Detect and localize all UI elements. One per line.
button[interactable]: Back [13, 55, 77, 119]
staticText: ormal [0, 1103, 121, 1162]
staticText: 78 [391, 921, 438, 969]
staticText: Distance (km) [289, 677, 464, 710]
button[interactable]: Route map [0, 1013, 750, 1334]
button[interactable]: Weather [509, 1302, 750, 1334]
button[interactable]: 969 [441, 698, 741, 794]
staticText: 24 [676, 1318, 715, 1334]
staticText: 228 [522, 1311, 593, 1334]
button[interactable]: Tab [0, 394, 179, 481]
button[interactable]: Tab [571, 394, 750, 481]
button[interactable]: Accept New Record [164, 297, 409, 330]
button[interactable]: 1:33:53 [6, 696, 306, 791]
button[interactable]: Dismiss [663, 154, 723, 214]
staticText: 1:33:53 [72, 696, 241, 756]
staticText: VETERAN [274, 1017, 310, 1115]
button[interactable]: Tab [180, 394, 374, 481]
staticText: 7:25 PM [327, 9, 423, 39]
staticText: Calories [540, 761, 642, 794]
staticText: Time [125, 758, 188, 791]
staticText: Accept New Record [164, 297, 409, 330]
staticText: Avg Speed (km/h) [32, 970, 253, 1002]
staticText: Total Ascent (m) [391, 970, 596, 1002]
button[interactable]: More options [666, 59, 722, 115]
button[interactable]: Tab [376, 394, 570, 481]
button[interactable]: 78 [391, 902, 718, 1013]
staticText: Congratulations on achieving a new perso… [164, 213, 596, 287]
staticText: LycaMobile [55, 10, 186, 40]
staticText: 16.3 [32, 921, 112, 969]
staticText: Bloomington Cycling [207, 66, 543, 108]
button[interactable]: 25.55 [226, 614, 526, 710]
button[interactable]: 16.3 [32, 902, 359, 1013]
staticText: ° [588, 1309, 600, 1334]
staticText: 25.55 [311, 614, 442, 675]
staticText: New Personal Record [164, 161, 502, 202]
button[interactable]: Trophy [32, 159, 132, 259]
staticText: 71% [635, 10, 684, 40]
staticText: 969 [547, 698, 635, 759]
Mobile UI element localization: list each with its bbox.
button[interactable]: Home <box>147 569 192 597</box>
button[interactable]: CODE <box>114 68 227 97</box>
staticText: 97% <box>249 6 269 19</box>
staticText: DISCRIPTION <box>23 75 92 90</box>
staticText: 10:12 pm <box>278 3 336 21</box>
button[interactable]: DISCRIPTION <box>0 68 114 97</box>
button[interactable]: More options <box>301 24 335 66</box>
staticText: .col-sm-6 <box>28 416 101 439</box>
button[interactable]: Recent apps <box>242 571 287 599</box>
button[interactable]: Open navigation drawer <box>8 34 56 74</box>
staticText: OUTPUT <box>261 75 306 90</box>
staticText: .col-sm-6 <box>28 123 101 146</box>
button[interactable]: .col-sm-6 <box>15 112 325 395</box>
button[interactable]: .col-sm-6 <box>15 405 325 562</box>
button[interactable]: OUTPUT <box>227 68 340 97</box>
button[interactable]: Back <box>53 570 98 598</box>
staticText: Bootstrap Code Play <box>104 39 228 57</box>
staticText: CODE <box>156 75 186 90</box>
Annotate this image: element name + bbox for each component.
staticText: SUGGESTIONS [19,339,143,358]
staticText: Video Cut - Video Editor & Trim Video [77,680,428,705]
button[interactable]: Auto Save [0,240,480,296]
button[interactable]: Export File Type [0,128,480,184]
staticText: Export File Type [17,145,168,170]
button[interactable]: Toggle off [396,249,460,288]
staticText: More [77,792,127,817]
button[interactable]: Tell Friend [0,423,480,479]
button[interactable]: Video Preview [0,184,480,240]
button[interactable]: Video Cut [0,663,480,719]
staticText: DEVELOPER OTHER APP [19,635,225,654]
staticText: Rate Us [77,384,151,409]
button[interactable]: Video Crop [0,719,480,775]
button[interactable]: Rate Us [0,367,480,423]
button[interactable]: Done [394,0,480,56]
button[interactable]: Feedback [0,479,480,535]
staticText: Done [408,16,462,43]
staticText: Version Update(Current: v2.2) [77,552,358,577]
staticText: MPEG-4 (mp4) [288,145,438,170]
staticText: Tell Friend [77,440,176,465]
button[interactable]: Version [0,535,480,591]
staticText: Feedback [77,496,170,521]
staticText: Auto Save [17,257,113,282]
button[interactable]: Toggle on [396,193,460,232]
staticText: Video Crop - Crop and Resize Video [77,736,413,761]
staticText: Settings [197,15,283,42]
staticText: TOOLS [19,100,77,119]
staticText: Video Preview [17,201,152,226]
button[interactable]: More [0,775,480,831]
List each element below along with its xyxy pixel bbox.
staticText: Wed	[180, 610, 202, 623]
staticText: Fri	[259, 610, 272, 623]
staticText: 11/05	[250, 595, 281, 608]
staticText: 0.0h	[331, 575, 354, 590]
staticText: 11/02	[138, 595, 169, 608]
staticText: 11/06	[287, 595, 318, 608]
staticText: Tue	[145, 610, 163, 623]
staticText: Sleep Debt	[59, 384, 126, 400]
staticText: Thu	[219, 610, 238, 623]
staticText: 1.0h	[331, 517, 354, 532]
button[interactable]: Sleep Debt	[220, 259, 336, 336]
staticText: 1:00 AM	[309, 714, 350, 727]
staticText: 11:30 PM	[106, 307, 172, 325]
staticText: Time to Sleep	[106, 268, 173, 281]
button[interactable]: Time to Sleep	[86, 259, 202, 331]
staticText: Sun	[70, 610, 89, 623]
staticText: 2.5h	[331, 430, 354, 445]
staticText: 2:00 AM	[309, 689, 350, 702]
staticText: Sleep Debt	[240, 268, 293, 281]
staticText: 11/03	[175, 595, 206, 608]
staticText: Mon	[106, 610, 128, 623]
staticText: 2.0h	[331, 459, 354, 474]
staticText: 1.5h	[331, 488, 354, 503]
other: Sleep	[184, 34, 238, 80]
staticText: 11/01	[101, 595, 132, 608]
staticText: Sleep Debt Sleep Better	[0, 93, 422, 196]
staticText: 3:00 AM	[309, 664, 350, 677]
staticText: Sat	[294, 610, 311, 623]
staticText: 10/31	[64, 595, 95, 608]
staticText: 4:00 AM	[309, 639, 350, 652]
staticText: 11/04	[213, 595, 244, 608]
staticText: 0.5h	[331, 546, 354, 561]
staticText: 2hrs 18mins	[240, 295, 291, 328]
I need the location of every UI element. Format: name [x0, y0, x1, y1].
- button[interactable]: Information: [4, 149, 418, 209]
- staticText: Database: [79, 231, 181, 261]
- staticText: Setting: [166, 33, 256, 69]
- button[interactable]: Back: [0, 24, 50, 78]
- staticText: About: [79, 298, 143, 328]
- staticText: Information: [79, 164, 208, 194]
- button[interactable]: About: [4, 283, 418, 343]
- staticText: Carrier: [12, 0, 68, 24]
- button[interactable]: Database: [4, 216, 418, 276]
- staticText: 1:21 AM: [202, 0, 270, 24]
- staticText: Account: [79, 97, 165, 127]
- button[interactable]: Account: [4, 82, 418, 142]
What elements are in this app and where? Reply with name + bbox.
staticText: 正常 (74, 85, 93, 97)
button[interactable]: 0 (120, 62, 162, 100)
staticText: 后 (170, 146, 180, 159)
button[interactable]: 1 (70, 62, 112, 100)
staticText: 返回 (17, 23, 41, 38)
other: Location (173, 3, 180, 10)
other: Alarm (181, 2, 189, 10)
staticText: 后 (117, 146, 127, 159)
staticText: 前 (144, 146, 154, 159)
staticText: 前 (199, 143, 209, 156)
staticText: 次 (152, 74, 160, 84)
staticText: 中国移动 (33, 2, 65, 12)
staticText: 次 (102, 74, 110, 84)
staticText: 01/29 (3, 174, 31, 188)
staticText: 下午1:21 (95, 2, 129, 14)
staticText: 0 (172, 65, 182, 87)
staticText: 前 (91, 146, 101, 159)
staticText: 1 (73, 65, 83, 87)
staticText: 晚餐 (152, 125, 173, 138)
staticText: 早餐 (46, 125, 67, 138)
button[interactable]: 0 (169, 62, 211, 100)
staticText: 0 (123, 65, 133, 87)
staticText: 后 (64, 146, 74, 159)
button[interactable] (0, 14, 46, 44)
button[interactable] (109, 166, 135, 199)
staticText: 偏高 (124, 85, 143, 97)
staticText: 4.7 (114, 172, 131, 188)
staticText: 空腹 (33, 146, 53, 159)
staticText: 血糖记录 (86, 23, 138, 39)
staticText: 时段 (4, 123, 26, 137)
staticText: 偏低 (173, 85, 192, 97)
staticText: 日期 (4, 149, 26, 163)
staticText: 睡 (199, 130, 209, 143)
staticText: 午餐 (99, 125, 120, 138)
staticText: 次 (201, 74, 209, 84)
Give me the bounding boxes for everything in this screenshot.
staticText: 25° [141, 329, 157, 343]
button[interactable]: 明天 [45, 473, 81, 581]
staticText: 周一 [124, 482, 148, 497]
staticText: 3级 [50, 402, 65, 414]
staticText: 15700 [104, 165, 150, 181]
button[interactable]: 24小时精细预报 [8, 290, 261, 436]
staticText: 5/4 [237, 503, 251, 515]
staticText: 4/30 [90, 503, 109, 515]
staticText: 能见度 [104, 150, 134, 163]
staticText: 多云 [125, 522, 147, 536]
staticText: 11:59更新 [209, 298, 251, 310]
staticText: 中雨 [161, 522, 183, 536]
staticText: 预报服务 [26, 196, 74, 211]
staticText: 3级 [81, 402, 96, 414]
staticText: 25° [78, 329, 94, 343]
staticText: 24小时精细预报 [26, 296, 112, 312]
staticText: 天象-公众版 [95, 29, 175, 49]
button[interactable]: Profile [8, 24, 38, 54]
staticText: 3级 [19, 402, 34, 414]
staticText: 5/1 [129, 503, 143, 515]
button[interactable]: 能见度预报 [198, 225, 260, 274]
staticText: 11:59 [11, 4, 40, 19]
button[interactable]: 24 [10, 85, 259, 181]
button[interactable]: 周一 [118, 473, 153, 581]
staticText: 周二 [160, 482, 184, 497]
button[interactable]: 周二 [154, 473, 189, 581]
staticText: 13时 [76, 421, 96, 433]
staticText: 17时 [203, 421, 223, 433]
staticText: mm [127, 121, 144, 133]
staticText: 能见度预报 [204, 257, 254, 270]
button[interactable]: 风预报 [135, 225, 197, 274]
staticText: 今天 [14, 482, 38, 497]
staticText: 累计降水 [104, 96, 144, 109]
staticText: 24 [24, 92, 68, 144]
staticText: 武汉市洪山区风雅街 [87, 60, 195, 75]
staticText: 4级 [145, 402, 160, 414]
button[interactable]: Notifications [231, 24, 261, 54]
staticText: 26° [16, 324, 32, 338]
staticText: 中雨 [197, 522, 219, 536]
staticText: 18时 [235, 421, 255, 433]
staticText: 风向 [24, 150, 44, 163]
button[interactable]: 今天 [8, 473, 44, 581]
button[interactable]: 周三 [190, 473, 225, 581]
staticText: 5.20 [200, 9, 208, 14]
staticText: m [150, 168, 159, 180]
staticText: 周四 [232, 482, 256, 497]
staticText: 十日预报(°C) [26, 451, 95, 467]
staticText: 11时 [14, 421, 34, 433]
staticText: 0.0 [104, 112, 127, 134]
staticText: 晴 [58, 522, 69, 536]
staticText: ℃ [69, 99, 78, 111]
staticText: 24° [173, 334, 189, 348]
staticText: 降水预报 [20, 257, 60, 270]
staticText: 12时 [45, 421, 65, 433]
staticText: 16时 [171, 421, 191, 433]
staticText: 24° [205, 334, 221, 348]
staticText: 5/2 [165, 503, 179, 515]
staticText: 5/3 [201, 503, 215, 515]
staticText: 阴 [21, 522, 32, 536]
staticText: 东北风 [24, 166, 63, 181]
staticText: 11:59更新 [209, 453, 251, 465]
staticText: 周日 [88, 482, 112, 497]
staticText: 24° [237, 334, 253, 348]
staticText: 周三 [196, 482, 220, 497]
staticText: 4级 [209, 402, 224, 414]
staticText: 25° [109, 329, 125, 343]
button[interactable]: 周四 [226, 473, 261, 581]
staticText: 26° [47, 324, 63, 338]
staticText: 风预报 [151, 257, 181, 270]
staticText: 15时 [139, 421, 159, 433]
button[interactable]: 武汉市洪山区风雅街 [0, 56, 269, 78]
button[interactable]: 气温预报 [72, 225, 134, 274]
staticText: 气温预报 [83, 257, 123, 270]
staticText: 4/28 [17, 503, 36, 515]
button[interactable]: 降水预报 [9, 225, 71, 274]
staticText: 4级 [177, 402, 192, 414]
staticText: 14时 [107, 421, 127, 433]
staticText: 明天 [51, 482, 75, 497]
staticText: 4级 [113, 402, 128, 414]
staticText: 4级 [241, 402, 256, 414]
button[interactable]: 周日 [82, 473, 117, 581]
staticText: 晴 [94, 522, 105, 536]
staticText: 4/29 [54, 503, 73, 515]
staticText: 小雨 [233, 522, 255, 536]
-------
▸ Job
Convert everything from the start of the listing above down to and including the line containing "staticText: 1:33:53 [72, 696, 241, 756]" into a JSON list of strings, with one string per line and blank lines omitted.

▸ Answer to this task
[
  "Detect and localize all UI elements. One per line.",
  "button[interactable]: Back [13, 55, 77, 119]",
  "staticText: ormal [0, 1103, 121, 1162]",
  "staticText: 78 [391, 921, 438, 969]",
  "staticText: Distance (km) [289, 677, 464, 710]",
  "button[interactable]: Route map [0, 1013, 750, 1334]",
  "button[interactable]: Weather [509, 1302, 750, 1334]",
  "button[interactable]: 969 [441, 698, 741, 794]",
  "staticText: 24 [676, 1318, 715, 1334]",
  "staticText: 228 [522, 1311, 593, 1334]",
  "button[interactable]: Tab [0, 394, 179, 481]",
  "button[interactable]: Tab [571, 394, 750, 481]",
  "button[interactable]: Accept New Record [164, 297, 409, 330]",
  "button[interactable]: 1:33:53 [6, 696, 306, 791]",
  "button[interactable]: Dismiss [663, 154, 723, 214]",
  "staticText: 1:33:53 [72, 696, 241, 756]"
]